• _Exercise inputs_:
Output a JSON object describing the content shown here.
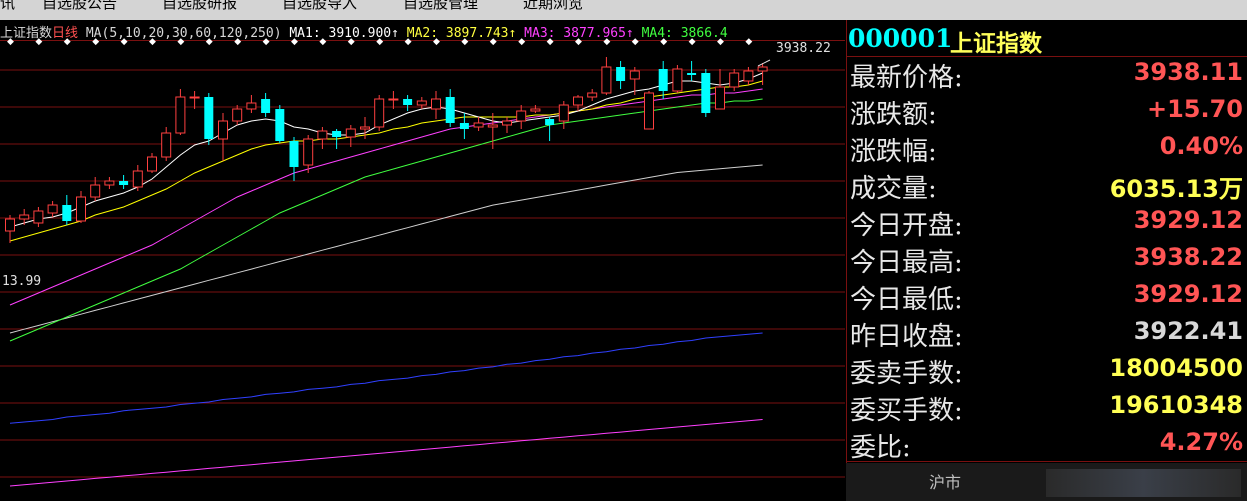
{
  "menu": [
    "讯",
    "自选股公告",
    "自选股研报",
    "自选股导入",
    "自选股管理",
    "近期浏览"
  ],
  "legend": {
    "title": "上证指数",
    "period": "日线",
    "ma_spec": "MA(5,10,20,30,60,120,250)",
    "ma1": "MA1: 3910.900↑",
    "ma2": "MA2: 3897.743↑",
    "ma3": "MA3: 3877.965↑",
    "ma4": "MA4: 3866.4"
  },
  "colors": {
    "up": "#ff4040",
    "down": "#00ffff",
    "ma1": "#ffffff",
    "ma2": "#ffff00",
    "ma3": "#ff40ff",
    "ma4": "#40ff40",
    "ma5": "#d0d0d0",
    "ma6": "#3040ff",
    "ma7": "#ff40ff",
    "grid": "#7a1010"
  },
  "chart_data": {
    "type": "candlestick",
    "high_label": "3938.22",
    "low_label": "13.99",
    "ylim": [
      3850,
      3950
    ],
    "candles": [
      {
        "o": 3777,
        "c": 3783,
        "h": 3785,
        "l": 3771
      },
      {
        "o": 3783,
        "c": 3785,
        "h": 3788,
        "l": 3780
      },
      {
        "o": 3781,
        "c": 3787,
        "h": 3789,
        "l": 3779
      },
      {
        "o": 3786,
        "c": 3790,
        "h": 3792,
        "l": 3784
      },
      {
        "o": 3790,
        "c": 3782,
        "h": 3795,
        "l": 3780
      },
      {
        "o": 3782,
        "c": 3794,
        "h": 3797,
        "l": 3781
      },
      {
        "o": 3794,
        "c": 3800,
        "h": 3804,
        "l": 3792
      },
      {
        "o": 3800,
        "c": 3802,
        "h": 3804,
        "l": 3798
      },
      {
        "o": 3802,
        "c": 3800,
        "h": 3805,
        "l": 3798
      },
      {
        "o": 3799,
        "c": 3807,
        "h": 3810,
        "l": 3797
      },
      {
        "o": 3807,
        "c": 3814,
        "h": 3816,
        "l": 3806
      },
      {
        "o": 3814,
        "c": 3826,
        "h": 3829,
        "l": 3812
      },
      {
        "o": 3826,
        "c": 3844,
        "h": 3848,
        "l": 3825
      },
      {
        "o": 3844,
        "c": 3844,
        "h": 3847,
        "l": 3838
      },
      {
        "o": 3844,
        "c": 3823,
        "h": 3846,
        "l": 3820
      },
      {
        "o": 3823,
        "c": 3832,
        "h": 3836,
        "l": 3812
      },
      {
        "o": 3832,
        "c": 3838,
        "h": 3840,
        "l": 3830
      },
      {
        "o": 3838,
        "c": 3841,
        "h": 3845,
        "l": 3836
      },
      {
        "o": 3843,
        "c": 3836,
        "h": 3846,
        "l": 3834
      },
      {
        "o": 3838,
        "c": 3822,
        "h": 3840,
        "l": 3821
      },
      {
        "o": 3822,
        "c": 3809,
        "h": 3824,
        "l": 3802
      },
      {
        "o": 3810,
        "c": 3823,
        "h": 3825,
        "l": 3806
      },
      {
        "o": 3823,
        "c": 3827,
        "h": 3829,
        "l": 3818
      },
      {
        "o": 3827,
        "c": 3824,
        "h": 3828,
        "l": 3818
      },
      {
        "o": 3824,
        "c": 3828,
        "h": 3830,
        "l": 3819
      },
      {
        "o": 3828,
        "c": 3829,
        "h": 3834,
        "l": 3823
      },
      {
        "o": 3829,
        "c": 3843,
        "h": 3845,
        "l": 3827
      },
      {
        "o": 3843,
        "c": 3843,
        "h": 3847,
        "l": 3838
      },
      {
        "o": 3843,
        "c": 3840,
        "h": 3845,
        "l": 3837
      },
      {
        "o": 3840,
        "c": 3842,
        "h": 3844,
        "l": 3838
      },
      {
        "o": 3838,
        "c": 3843,
        "h": 3847,
        "l": 3833
      },
      {
        "o": 3844,
        "c": 3831,
        "h": 3848,
        "l": 3829
      },
      {
        "o": 3831,
        "c": 3828,
        "h": 3836,
        "l": 3823
      },
      {
        "o": 3829,
        "c": 3831,
        "h": 3834,
        "l": 3827
      },
      {
        "o": 3829,
        "c": 3830,
        "h": 3836,
        "l": 3818
      },
      {
        "o": 3830,
        "c": 3832,
        "h": 3834,
        "l": 3826
      },
      {
        "o": 3832,
        "c": 3837,
        "h": 3840,
        "l": 3828
      },
      {
        "o": 3837,
        "c": 3838,
        "h": 3840,
        "l": 3836
      },
      {
        "o": 3833,
        "c": 3830,
        "h": 3834,
        "l": 3822
      },
      {
        "o": 3832,
        "c": 3840,
        "h": 3842,
        "l": 3828
      },
      {
        "o": 3840,
        "c": 3844,
        "h": 3845,
        "l": 3837
      },
      {
        "o": 3844,
        "c": 3846,
        "h": 3848,
        "l": 3842
      },
      {
        "o": 3846,
        "c": 3859,
        "h": 3864,
        "l": 3845
      },
      {
        "o": 3859,
        "c": 3852,
        "h": 3862,
        "l": 3848
      },
      {
        "o": 3853,
        "c": 3857,
        "h": 3859,
        "l": 3845
      },
      {
        "o": 3828,
        "c": 3846,
        "h": 3847,
        "l": 3828
      },
      {
        "o": 3858,
        "c": 3847,
        "h": 3862,
        "l": 3843
      },
      {
        "o": 3847,
        "c": 3858,
        "h": 3860,
        "l": 3846
      },
      {
        "o": 3856,
        "c": 3855,
        "h": 3862,
        "l": 3852
      },
      {
        "o": 3856,
        "c": 3836,
        "h": 3858,
        "l": 3834
      },
      {
        "o": 3838,
        "c": 3849,
        "h": 3858,
        "l": 3838
      },
      {
        "o": 3849,
        "c": 3856,
        "h": 3858,
        "l": 3847
      },
      {
        "o": 3852,
        "c": 3857,
        "h": 3859,
        "l": 3850
      },
      {
        "o": 3857,
        "c": 3859,
        "h": 3861,
        "l": 3850
      }
    ],
    "ma1": [
      3779,
      3781,
      3783,
      3784,
      3786,
      3789,
      3792,
      3794,
      3796,
      3799,
      3803,
      3809,
      3815,
      3820,
      3822,
      3826,
      3830,
      3832,
      3833,
      3832,
      3829,
      3828,
      3826,
      3825,
      3825,
      3826,
      3830,
      3833,
      3836,
      3838,
      3839,
      3838,
      3836,
      3834,
      3832,
      3831,
      3832,
      3833,
      3834,
      3835,
      3837,
      3840,
      3843,
      3845,
      3847,
      3848,
      3850,
      3852,
      3852,
      3851,
      3850,
      3851,
      3853,
      3856
    ],
    "ma2": [
      3772,
      3774,
      3776,
      3778,
      3780,
      3782,
      3785,
      3787,
      3789,
      3792,
      3795,
      3798,
      3802,
      3806,
      3809,
      3812,
      3815,
      3818,
      3820,
      3821,
      3822,
      3822,
      3823,
      3823,
      3824,
      3825,
      3826,
      3828,
      3829,
      3831,
      3832,
      3833,
      3834,
      3834,
      3834,
      3834,
      3834,
      3835,
      3835,
      3836,
      3837,
      3838,
      3840,
      3841,
      3843,
      3844,
      3845,
      3846,
      3847,
      3848,
      3849,
      3849,
      3850,
      3852
    ],
    "ma3": [
      3740,
      3743,
      3746,
      3749,
      3752,
      3755,
      3758,
      3761,
      3764,
      3767,
      3770,
      3774,
      3778,
      3782,
      3786,
      3790,
      3794,
      3797,
      3800,
      3803,
      3806,
      3808,
      3810,
      3812,
      3814,
      3816,
      3818,
      3820,
      3822,
      3824,
      3826,
      3828,
      3829,
      3830,
      3831,
      3832,
      3833,
      3834,
      3835,
      3836,
      3837,
      3838,
      3839,
      3840,
      3841,
      3842,
      3843,
      3844,
      3845,
      3845,
      3846,
      3846,
      3847,
      3848
    ],
    "ma4": [
      3722,
      3725,
      3728,
      3731,
      3734,
      3737,
      3740,
      3743,
      3746,
      3749,
      3752,
      3755,
      3758,
      3762,
      3766,
      3770,
      3774,
      3778,
      3782,
      3786,
      3789,
      3792,
      3795,
      3798,
      3801,
      3804,
      3806,
      3808,
      3810,
      3812,
      3814,
      3816,
      3818,
      3820,
      3822,
      3824,
      3826,
      3828,
      3830,
      3831,
      3832,
      3833,
      3834,
      3835,
      3836,
      3837,
      3838,
      3839,
      3840,
      3841,
      3841,
      3842,
      3842,
      3843
    ],
    "ma5": [
      3670,
      3673,
      3676,
      3679,
      3682,
      3685,
      3688,
      3691,
      3694,
      3697,
      3700,
      3703,
      3706,
      3709,
      3712,
      3715,
      3718,
      3721,
      3724,
      3727,
      3730,
      3733,
      3736,
      3739,
      3742,
      3745,
      3748,
      3751,
      3754,
      3757,
      3760,
      3763,
      3766,
      3769,
      3772,
      3774,
      3776,
      3778,
      3780,
      3782,
      3784,
      3786,
      3788,
      3790,
      3792,
      3794,
      3796,
      3798,
      3799,
      3800,
      3801,
      3802,
      3803,
      3804
    ],
    "ma6": [
      3598,
      3599,
      3600,
      3601,
      3603,
      3604,
      3605,
      3606,
      3608,
      3609,
      3610,
      3611,
      3613,
      3614,
      3615,
      3617,
      3618,
      3619,
      3621,
      3622,
      3623,
      3625,
      3626,
      3627,
      3629,
      3630,
      3632,
      3633,
      3634,
      3636,
      3637,
      3639,
      3640,
      3642,
      3643,
      3645,
      3646,
      3648,
      3649,
      3651,
      3652,
      3654,
      3655,
      3657,
      3658,
      3660,
      3661,
      3663,
      3664,
      3666,
      3667,
      3668,
      3669,
      3670
    ],
    "ma7": [
      3548,
      3549,
      3550,
      3551,
      3552,
      3553,
      3554,
      3555,
      3556,
      3557,
      3558,
      3559,
      3560,
      3561,
      3562,
      3563,
      3564,
      3565,
      3566,
      3567,
      3568,
      3569,
      3570,
      3571,
      3572,
      3573,
      3574,
      3575,
      3576,
      3577,
      3578,
      3579,
      3580,
      3581,
      3582,
      3583,
      3584,
      3585,
      3586,
      3587,
      3588,
      3589,
      3590,
      3591,
      3592,
      3593,
      3594,
      3595,
      3596,
      3597,
      3598,
      3599,
      3600,
      3601
    ]
  },
  "panel": {
    "code": "000001",
    "name": "上证指数",
    "rows": [
      {
        "label": "最新价格:",
        "value": "3938.11",
        "color": "#ff5555"
      },
      {
        "label": "涨跌额:",
        "value": "+15.70",
        "color": "#ff5555"
      },
      {
        "label": "涨跌幅:",
        "value": "0.40%",
        "color": "#ff5555"
      },
      {
        "label": "成交量:",
        "value": "6035.13万",
        "color": "#ffff55"
      },
      {
        "label": "今日开盘:",
        "value": "3929.12",
        "color": "#ff5555"
      },
      {
        "label": "今日最高:",
        "value": "3938.22",
        "color": "#ff5555"
      },
      {
        "label": "今日最低:",
        "value": "3929.12",
        "color": "#ff5555"
      },
      {
        "label": "昨日收盘:",
        "value": "3922.41",
        "color": "#d8d8d8"
      },
      {
        "label": "委卖手数:",
        "value": "18004500",
        "color": "#ffff55"
      },
      {
        "label": "委买手数:",
        "value": "19610348",
        "color": "#ffff55"
      },
      {
        "label": "委比:",
        "value": "4.27%",
        "color": "#ff5555"
      }
    ],
    "tabs": [
      "沪市"
    ]
  }
}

• _Do this_:
Look through the records and gather each line with the word "value".

• _The answer_:
        "value": "3938.11",
        "value": "+15.70",
        "value": "0.40%",
        "value": "6035.13万",
        "value": "3929.12",
        "value": "3938.22",
        "value": "3929.12",
        "value": "3922.41",
        "value": "18004500",
        "value": "19610348",
        "value": "4.27%",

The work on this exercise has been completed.